Available records

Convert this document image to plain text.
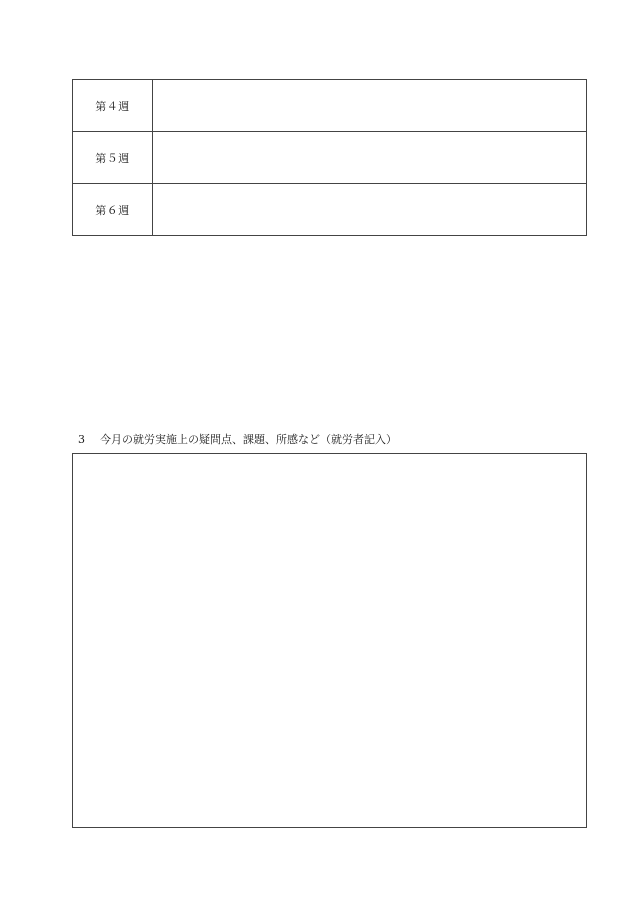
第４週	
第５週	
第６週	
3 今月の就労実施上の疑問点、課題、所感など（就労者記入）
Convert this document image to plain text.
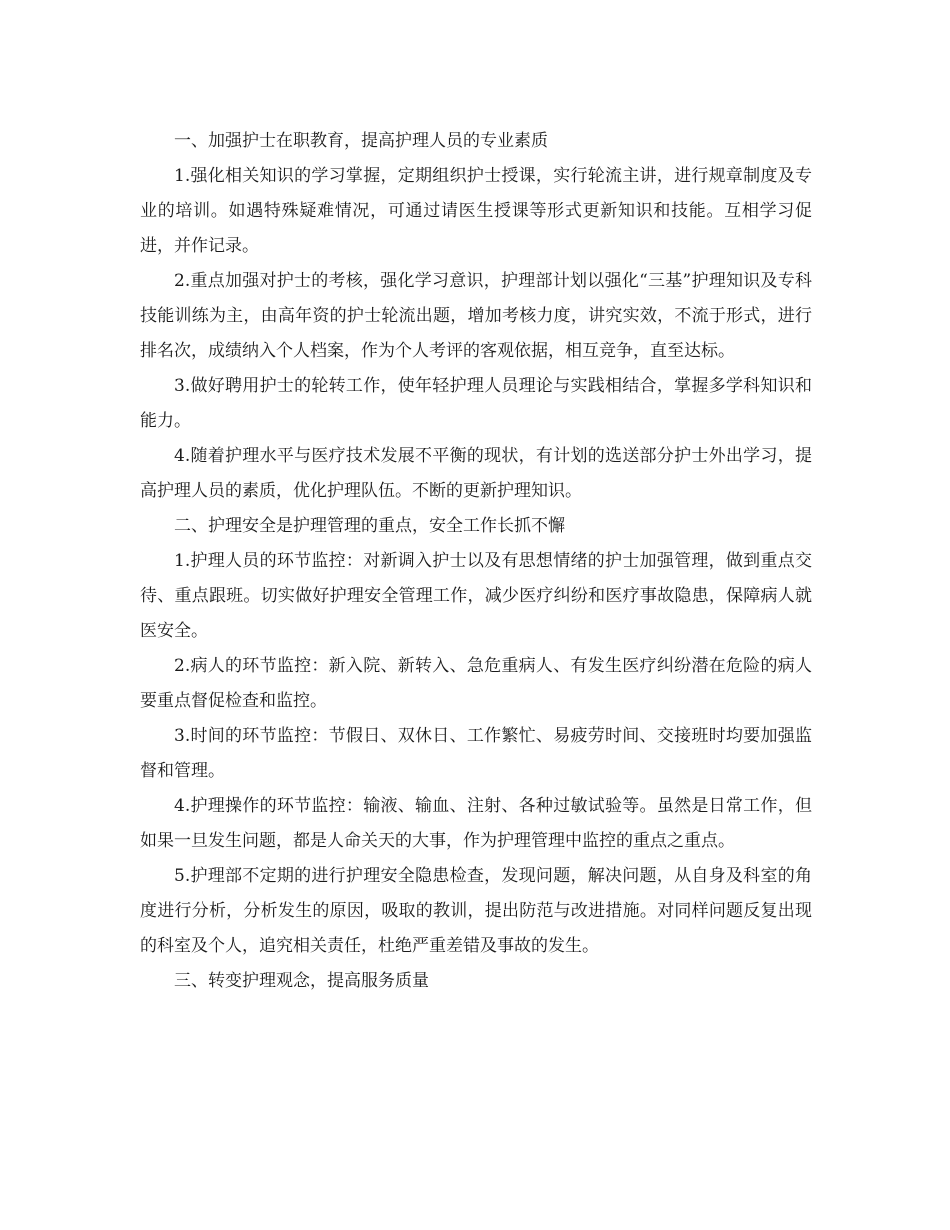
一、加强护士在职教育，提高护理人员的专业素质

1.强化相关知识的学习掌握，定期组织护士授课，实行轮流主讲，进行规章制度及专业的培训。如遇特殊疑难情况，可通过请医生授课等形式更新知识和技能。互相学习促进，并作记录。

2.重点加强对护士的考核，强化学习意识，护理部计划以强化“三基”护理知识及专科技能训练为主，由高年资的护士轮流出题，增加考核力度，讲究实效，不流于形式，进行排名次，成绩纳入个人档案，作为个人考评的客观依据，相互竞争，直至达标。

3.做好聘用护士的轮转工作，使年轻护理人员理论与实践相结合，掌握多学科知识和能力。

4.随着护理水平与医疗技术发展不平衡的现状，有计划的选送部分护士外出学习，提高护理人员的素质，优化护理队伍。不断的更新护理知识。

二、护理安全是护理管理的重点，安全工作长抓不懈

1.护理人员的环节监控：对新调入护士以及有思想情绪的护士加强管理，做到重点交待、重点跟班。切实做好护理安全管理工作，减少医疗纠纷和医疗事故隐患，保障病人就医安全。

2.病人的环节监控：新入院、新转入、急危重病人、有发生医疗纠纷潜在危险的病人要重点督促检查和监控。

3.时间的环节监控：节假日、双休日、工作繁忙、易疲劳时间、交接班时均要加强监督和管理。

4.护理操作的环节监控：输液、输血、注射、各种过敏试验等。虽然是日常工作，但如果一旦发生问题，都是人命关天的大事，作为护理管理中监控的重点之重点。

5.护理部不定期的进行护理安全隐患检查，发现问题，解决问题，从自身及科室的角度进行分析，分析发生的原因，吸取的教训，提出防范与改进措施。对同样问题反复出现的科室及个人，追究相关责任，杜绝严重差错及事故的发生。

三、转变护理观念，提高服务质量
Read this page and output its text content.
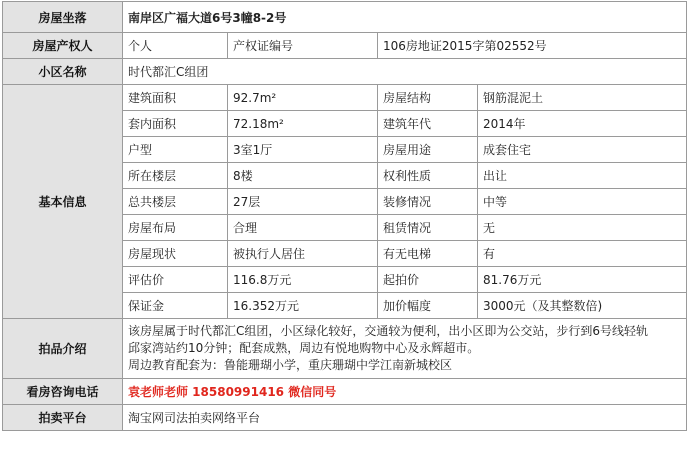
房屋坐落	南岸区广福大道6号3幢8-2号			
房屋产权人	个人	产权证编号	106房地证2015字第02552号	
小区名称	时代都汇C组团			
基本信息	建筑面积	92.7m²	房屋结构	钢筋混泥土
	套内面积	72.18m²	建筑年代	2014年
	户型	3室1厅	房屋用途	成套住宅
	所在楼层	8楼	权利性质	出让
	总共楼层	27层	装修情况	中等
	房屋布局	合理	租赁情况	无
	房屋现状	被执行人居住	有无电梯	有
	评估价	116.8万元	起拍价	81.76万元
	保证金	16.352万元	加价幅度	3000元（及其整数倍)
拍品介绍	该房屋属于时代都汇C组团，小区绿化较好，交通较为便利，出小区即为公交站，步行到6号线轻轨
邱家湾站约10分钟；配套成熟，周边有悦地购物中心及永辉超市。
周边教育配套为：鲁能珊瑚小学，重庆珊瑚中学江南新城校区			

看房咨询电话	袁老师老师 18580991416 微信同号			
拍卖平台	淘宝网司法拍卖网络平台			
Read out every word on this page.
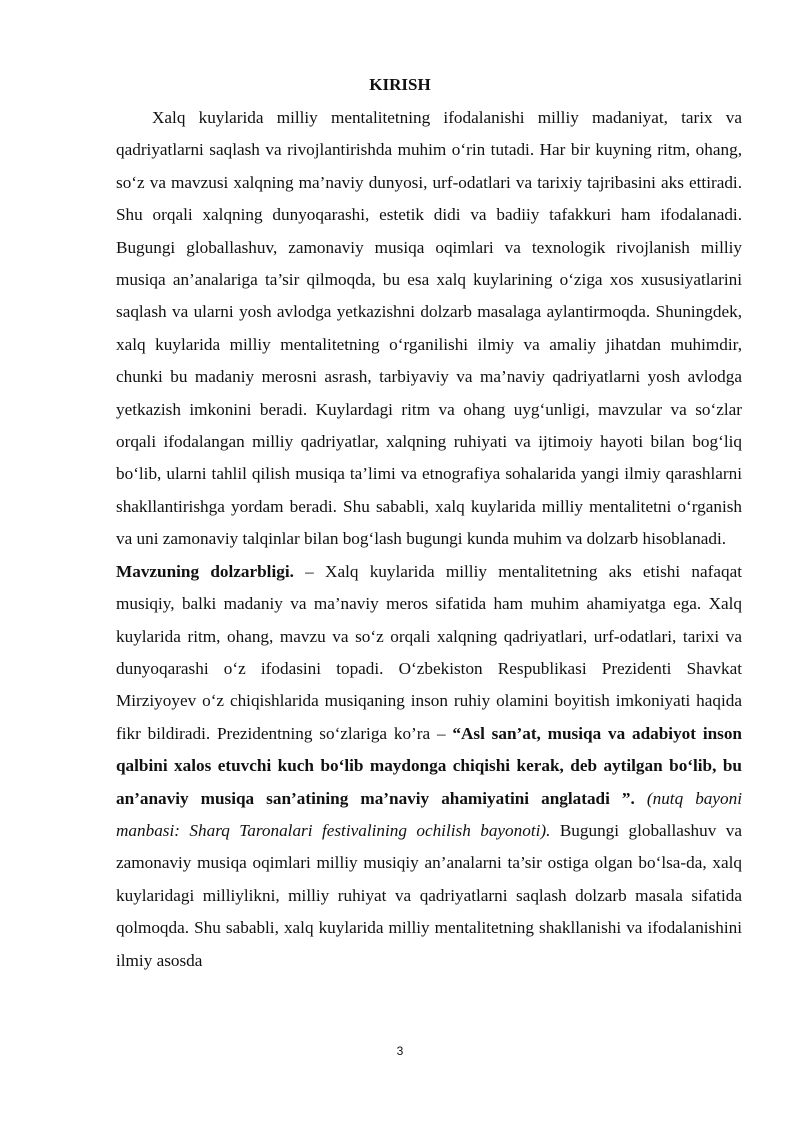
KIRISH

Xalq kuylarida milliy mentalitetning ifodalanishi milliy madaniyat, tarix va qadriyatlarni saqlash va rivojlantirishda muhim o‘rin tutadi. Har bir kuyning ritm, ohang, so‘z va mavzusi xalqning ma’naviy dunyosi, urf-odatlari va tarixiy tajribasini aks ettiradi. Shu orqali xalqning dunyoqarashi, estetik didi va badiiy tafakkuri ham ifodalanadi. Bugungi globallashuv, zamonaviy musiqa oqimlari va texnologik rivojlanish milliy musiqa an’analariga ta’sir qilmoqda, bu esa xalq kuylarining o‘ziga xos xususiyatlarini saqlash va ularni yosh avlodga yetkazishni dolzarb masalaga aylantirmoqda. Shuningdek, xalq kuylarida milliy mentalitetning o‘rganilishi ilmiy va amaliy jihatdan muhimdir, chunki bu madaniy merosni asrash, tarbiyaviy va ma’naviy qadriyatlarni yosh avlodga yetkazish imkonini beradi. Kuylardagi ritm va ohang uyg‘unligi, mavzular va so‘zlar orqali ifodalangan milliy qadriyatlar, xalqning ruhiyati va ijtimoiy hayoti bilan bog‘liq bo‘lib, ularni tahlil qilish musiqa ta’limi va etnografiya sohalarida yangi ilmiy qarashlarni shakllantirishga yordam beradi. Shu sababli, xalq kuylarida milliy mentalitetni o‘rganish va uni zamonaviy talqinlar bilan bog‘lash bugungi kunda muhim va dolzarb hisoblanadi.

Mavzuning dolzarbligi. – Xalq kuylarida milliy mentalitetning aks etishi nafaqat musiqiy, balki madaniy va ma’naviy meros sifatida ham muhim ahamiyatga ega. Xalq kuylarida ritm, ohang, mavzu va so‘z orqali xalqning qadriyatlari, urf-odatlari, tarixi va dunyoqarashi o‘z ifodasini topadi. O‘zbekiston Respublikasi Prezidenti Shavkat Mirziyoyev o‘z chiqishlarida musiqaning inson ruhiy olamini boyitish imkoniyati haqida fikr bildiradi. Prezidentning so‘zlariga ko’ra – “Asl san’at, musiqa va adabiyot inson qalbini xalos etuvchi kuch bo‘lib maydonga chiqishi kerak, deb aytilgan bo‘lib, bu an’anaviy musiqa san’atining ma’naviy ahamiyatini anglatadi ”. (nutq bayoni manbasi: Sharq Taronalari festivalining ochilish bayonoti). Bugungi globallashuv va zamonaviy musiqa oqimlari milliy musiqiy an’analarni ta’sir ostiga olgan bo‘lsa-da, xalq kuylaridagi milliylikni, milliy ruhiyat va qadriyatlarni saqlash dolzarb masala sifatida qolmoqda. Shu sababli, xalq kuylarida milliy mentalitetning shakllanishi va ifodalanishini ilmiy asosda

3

Exercise objective
Repeat everything in the records precisely. Images are excluded from the copy.

Response for this exercise
Convert this document image to plain text.
第４週	
第５週	
第６週	
3 今月の就労実施上の疑問点、課題、所感など（就労者記入）
Convert this document image to plain text.
一、加强护士在职教育，提高护理人员的专业素质

1.强化相关知识的学习掌握，定期组织护士授课，实行轮流主讲，进行规章制度及专业的培训。如遇特殊疑难情况，可通过请医生授课等形式更新知识和技能。互相学习促进，并作记录。

2.重点加强对护士的考核，强化学习意识，护理部计划以强化“三基”护理知识及专科技能训练为主，由高年资的护士轮流出题，增加考核力度，讲究实效，不流于形式，进行排名次，成绩纳入个人档案，作为个人考评的客观依据，相互竞争，直至达标。

3.做好聘用护士的轮转工作，使年轻护理人员理论与实践相结合，掌握多学科知识和能力。

4.随着护理水平与医疗技术发展不平衡的现状，有计划的选送部分护士外出学习，提高护理人员的素质，优化护理队伍。不断的更新护理知识。

二、护理安全是护理管理的重点，安全工作长抓不懈

1.护理人员的环节监控：对新调入护士以及有思想情绪的护士加强管理，做到重点交待、重点跟班。切实做好护理安全管理工作，减少医疗纠纷和医疗事故隐患，保障病人就医安全。

2.病人的环节监控：新入院、新转入、急危重病人、有发生医疗纠纷潜在危险的病人要重点督促检查和监控。

3.时间的环节监控：节假日、双休日、工作繁忙、易疲劳时间、交接班时均要加强监督和管理。

4.护理操作的环节监控：输液、输血、注射、各种过敏试验等。虽然是日常工作，但如果一旦发生问题，都是人命关天的大事，作为护理管理中监控的重点之重点。

5.护理部不定期的进行护理安全隐患检查，发现问题，解决问题，从自身及科室的角度进行分析，分析发生的原因，吸取的教训，提出防范与改进措施。对同样问题反复出现的科室及个人，追究相关责任，杜绝严重差错及事故的发生。

三、转变护理观念，提高服务质量
Read this page and output its text content.
房屋坐落	南岸区广福大道6号3幢8-2号			
房屋产权人	个人	产权证编号	106房地证2015字第02552号	
小区名称	时代都汇C组团			
基本信息	建筑面积	92.7m²	房屋结构	钢筋混泥土
	套内面积	72.18m²	建筑年代	2014年
	户型	3室1厅	房屋用途	成套住宅
	所在楼层	8楼	权利性质	出让
	总共楼层	27层	装修情况	中等
	房屋布局	合理	租赁情况	无
	房屋现状	被执行人居住	有无电梯	有
	评估价	116.8万元	起拍价	81.76万元
	保证金	16.352万元	加价幅度	3000元（及其整数倍)
拍品介绍	该房屋属于时代都汇C组团，小区绿化较好，交通较为便利，出小区即为公交站，步行到6号线轻轨
邱家湾站约10分钟；配套成熟，周边有悦地购物中心及永辉超市。
周边教育配套为：鲁能珊瑚小学，重庆珊瑚中学江南新城校区			

看房咨询电话	袁老师老师 18580991416 微信同号			
拍卖平台	淘宝网司法拍卖网络平台			
Read out every word on this page.
KIRISH

Xalq kuylarida milliy mentalitetning ifodalanishi milliy madaniyat, tarix va qadriyatlarni saqlash va rivojlantirishda muhim o‘rin tutadi. Har bir kuyning ritm, ohang, so‘z va mavzusi xalqning ma’naviy dunyosi, urf-odatlari va tarixiy tajribasini aks ettiradi. Shu orqali xalqning dunyoqarashi, estetik didi va badiiy tafakkuri ham ifodalanadi. Bugungi globallashuv, zamonaviy musiqa oqimlari va texnologik rivojlanish milliy musiqa an’analariga ta’sir qilmoqda, bu esa xalq kuylarining o‘ziga xos xususiyatlarini saqlash va ularni yosh avlodga yetkazishni dolzarb masalaga aylantirmoqda. Shuningdek, xalq kuylarida milliy mentalitetning o‘rganilishi ilmiy va amaliy jihatdan muhimdir, chunki bu madaniy merosni asrash, tarbiyaviy va ma’naviy qadriyatlarni yosh avlodga yetkazish imkonini beradi. Kuylardagi ritm va ohang uyg‘unligi, mavzular va so‘zlar orqali ifodalangan milliy qadriyatlar, xalqning ruhiyati va ijtimoiy hayoti bilan bog‘liq bo‘lib, ularni tahlil qilish musiqa ta’limi va etnografiya sohalarida yangi ilmiy qarashlarni shakllantirishga yordam beradi. Shu sababli, xalq kuylarida milliy mentalitetni o‘rganish va uni zamonaviy talqinlar bilan bog‘lash bugungi kunda muhim va dolzarb hisoblanadi.

Mavzuning dolzarbligi. – Xalq kuylarida milliy mentalitetning aks etishi nafaqat musiqiy, balki madaniy va ma’naviy meros sifatida ham muhim ahamiyatga ega. Xalq kuylarida ritm, ohang, mavzu va so‘z orqali xalqning qadriyatlari, urf-odatlari, tarixi va dunyoqarashi o‘z ifodasini topadi. O‘zbekiston Respublikasi Prezidenti Shavkat Mirziyoyev o‘z chiqishlarida musiqaning inson ruhiy olamini boyitish imkoniyati haqida fikr bildiradi. Prezidentning so‘zlariga ko’ra – “Asl san’at, musiqa va adabiyot inson qalbini xalos etuvchi kuch bo‘lib maydonga chiqishi kerak, deb aytilgan bo‘lib, bu an’anaviy musiqa san’atining ma’naviy ahamiyatini anglatadi ”. (nutq bayoni manbasi: Sharq Taronalari festivalining ochilish bayonoti). Bugungi globallashuv va zamonaviy musiqa oqimlari milliy musiqiy an’analarni ta’sir ostiga olgan bo‘lsa-da, xalq kuylaridagi milliylikni, milliy ruhiyat va qadriyatlarni saqlash dolzarb masala sifatida qolmoqda. Shu sababli, xalq kuylarida milliy mentalitetning shakllanishi va ifodalanishini ilmiy asosda

3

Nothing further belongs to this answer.